━━ AVAILABLE DATA
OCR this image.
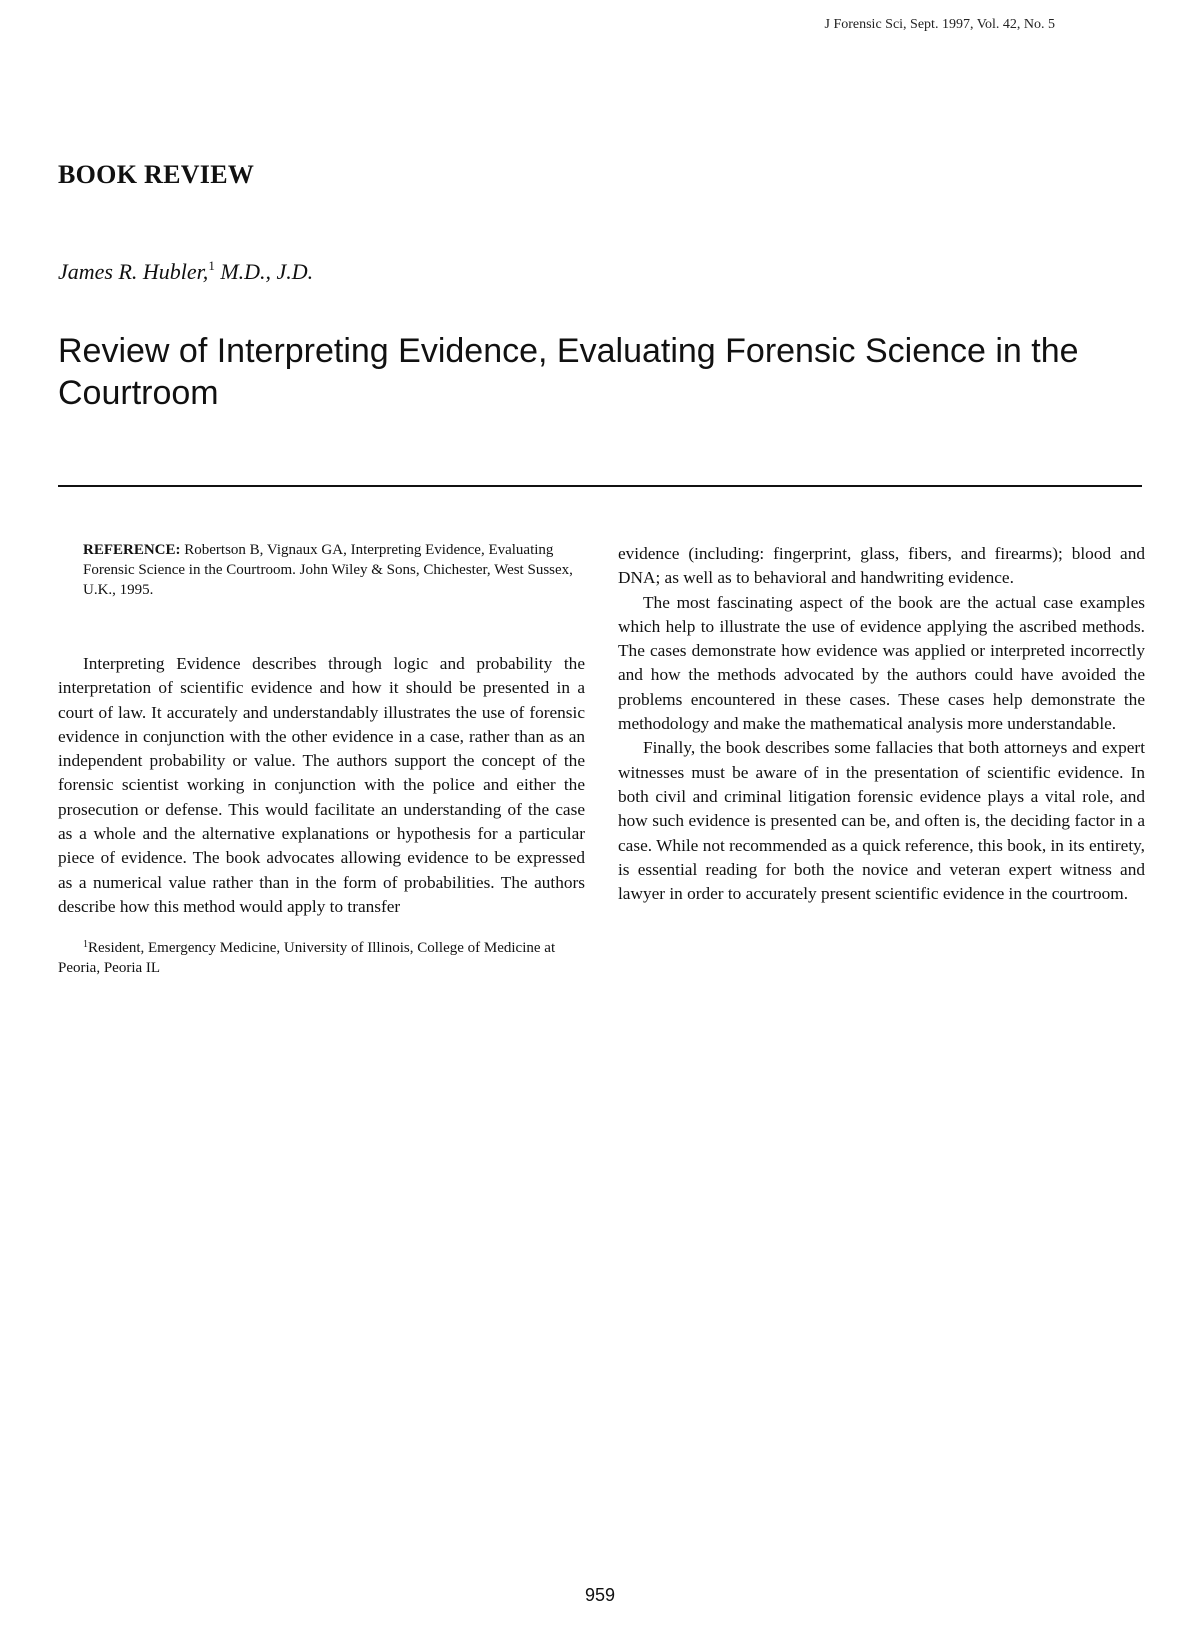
J Forensic Sci, Sept. 1997, Vol. 42, No. 5
BOOK REVIEW
James R. Hubler,$^1$ M.D., J.D.
Review of Interpreting Evidence, Evaluating Forensic Science in the Courtroom

REFERENCE: Robertson B, Vignaux GA, Interpreting Evidence, Evaluating Forensic Science in the Courtroom. John Wiley & Sons, Chichester, West Sussex, U.K., 1995.

Interpreting Evidence describes through logic and probability the interpretation of scientific evidence and how it should be presented in a court of law. It accurately and understandably illustrates the use of forensic evidence in conjunction with the other evidence in a case, rather than as an independent probability or value. The authors support the concept of the forensic scientist working in conjunction with the police and either the prosecution or defense. This would facilitate an understanding of the case as a whole and the alternative explanations or hypothesis for a particular piece of evidence. The book advocates allowing evidence to be expressed as a numerical value rather than in the form of probabilities. The authors describe how this method would apply to transfer

$^1$Resident, Emergency Medicine, University of Illinois, College of Medicine at Peoria, Peoria IL

evidence (including: fingerprint, glass, fibers, and firearms); blood and DNA; as well as to behavioral and handwriting evidence.

The most fascinating aspect of the book are the actual case examples which help to illustrate the use of evidence applying the ascribed methods. The cases demonstrate how evidence was applied or interpreted incorrectly and how the methods advocated by the authors could have avoided the problems encountered in these cases. These cases help demonstrate the methodology and make the mathematical analysis more understandable.

Finally, the book describes some fallacies that both attorneys and expert witnesses must be aware of in the presentation of scientific evidence. In both civil and criminal litigation forensic evidence plays a vital role, and how such evidence is presented can be, and often is, the deciding factor in a case. While not recommended as a quick reference, this book, in its entirety, is essential reading for both the novice and veteran expert witness and lawyer in order to accurately present scientific evidence in the courtroom.

959
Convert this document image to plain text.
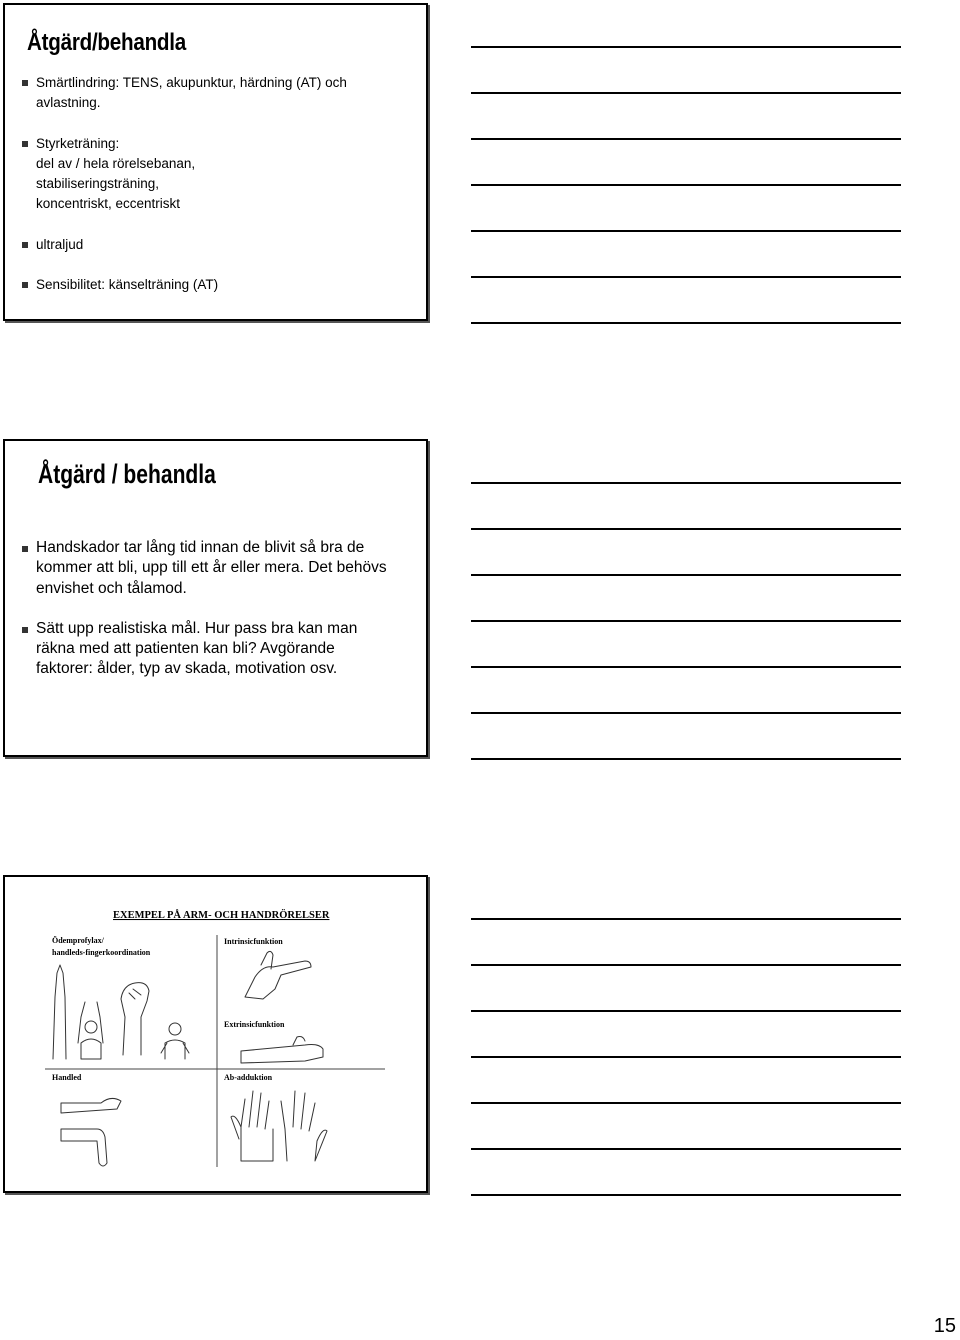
Åtgärd/behandla
Smärtlindring: TENS, akupunktur, härdning (AT) och
avlastning.
Styrketräning:
del av / hela rörelsebanan,
stabiliseringsträning,
koncentriskt, eccentriskt
ultraljud
Sensibilitet: känselträning (AT)
Åtgärd / behandla
Handskador tar lång tid innan de blivit så bra de
kommer att bli, upp till ett år eller mera. Det behövs
envishet och tålamod.
Sätt upp realistiska mål. Hur pass bra kan man
räkna med att patienten kan bli? Avgörande
faktorer: ålder, typ av skada, motivation osv.
EXEMPEL PÅ ARM- OCH HANDRÖRELSER
Ödemprofylax/
handleds-fingerkoordination
Intrinsicfunktion
Extrinsicfunktion
Handled	Ab-adduktion
15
━━━━
EXERCISE DETAILS
Pick out and copy the lines of the material that include the word "Evaluating".

COMPLETED EXERCISE
Review of Interpreting Evidence, Evaluating Forensic Science in the Courtroom
REFERENCE: Robertson B, Vignaux GA, Interpreting Evidence, Evaluating Forensic Science in the Courtroom. John Wiley & Sons, Chichester, West Sussex, U.K., 1995.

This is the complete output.